> [Working data]:
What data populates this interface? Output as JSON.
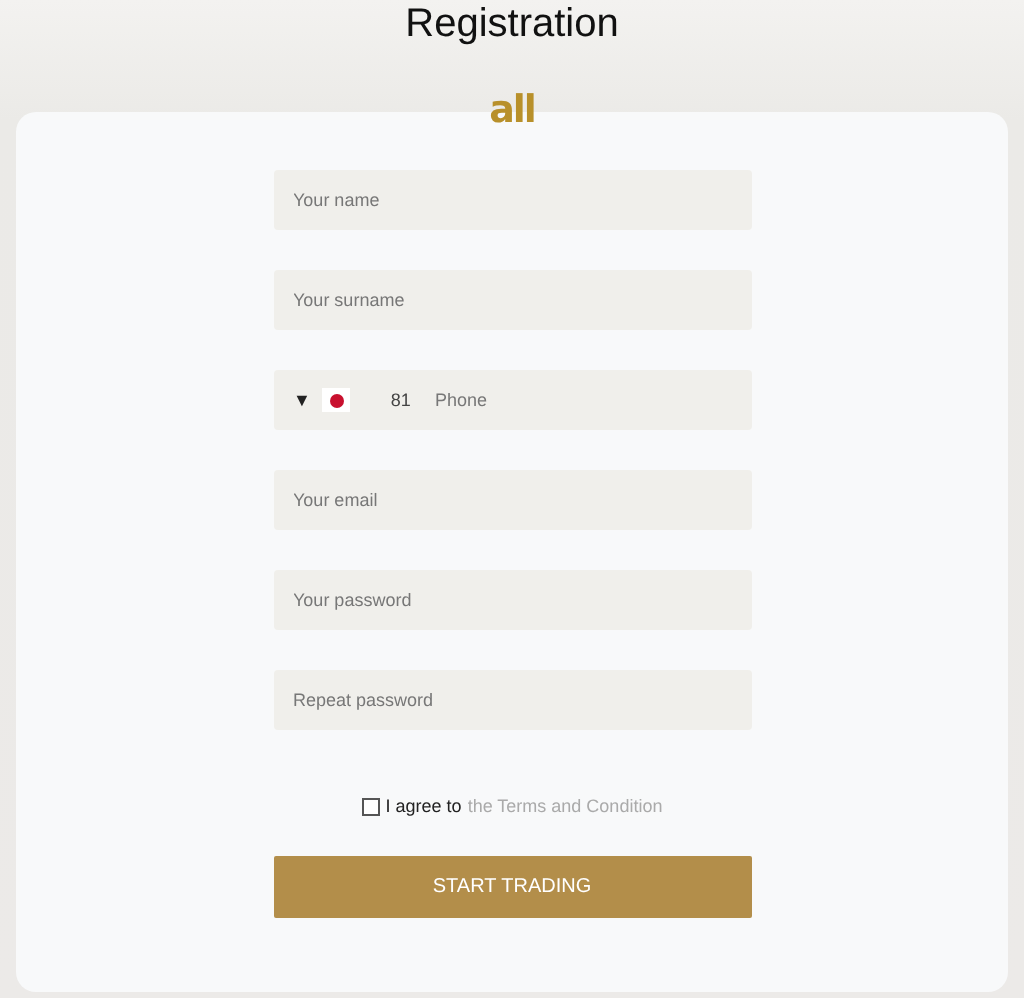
{
  "title": "Registration",
  "logo": "all",
  "fields": [
    {
      "kind": "text",
      "placeholder": "Your name"
    },
    {
      "kind": "text",
      "placeholder": "Your surname"
    },
    {
      "kind": "phone",
      "caret": "▼",
      "code": "81",
      "placeholder": "Phone"
    },
    {
      "kind": "text",
      "placeholder": "Your email"
    },
    {
      "kind": "password",
      "placeholder": "Your password"
    },
    {
      "kind": "password",
      "placeholder": "Repeat password"
    }
  ],
  "agree": {
    "checked": false,
    "text": "I agree to",
    "link": "the Terms and Condition"
  },
  "button": "START TRADING"
}
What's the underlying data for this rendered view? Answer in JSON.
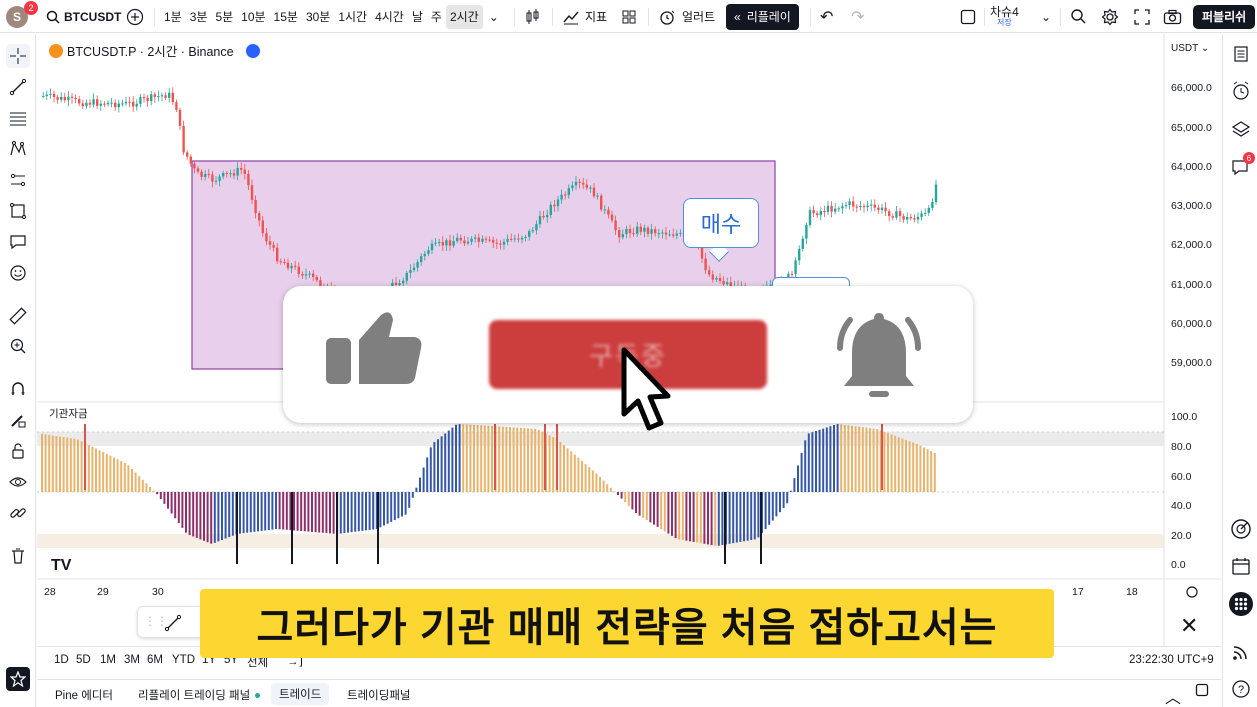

> [What needs to be done]: Transcribe the material exactly, leaving every picture out.

> [Written answer]:
What data populates this interface? Output as JSON.
{
  "title": "Registration",
  "logo": "all",
  "fields": [
    {
      "kind": "text",
      "placeholder": "Your name"
    },
    {
      "kind": "text",
      "placeholder": "Your surname"
    },
    {
      "kind": "phone",
      "caret": "▼",
      "code": "81",
      "placeholder": "Phone"
    },
    {
      "kind": "text",
      "placeholder": "Your email"
    },
    {
      "kind": "password",
      "placeholder": "Your password"
    },
    {
      "kind": "password",
      "placeholder": "Repeat password"
    }
  ],
  "agree": {
    "checked": false,
    "text": "I agree to",
    "link": "the Terms and Condition"
  },
  "button": "START TRADING"
}
What's the underlying data for this rendered view? Answer in JSON.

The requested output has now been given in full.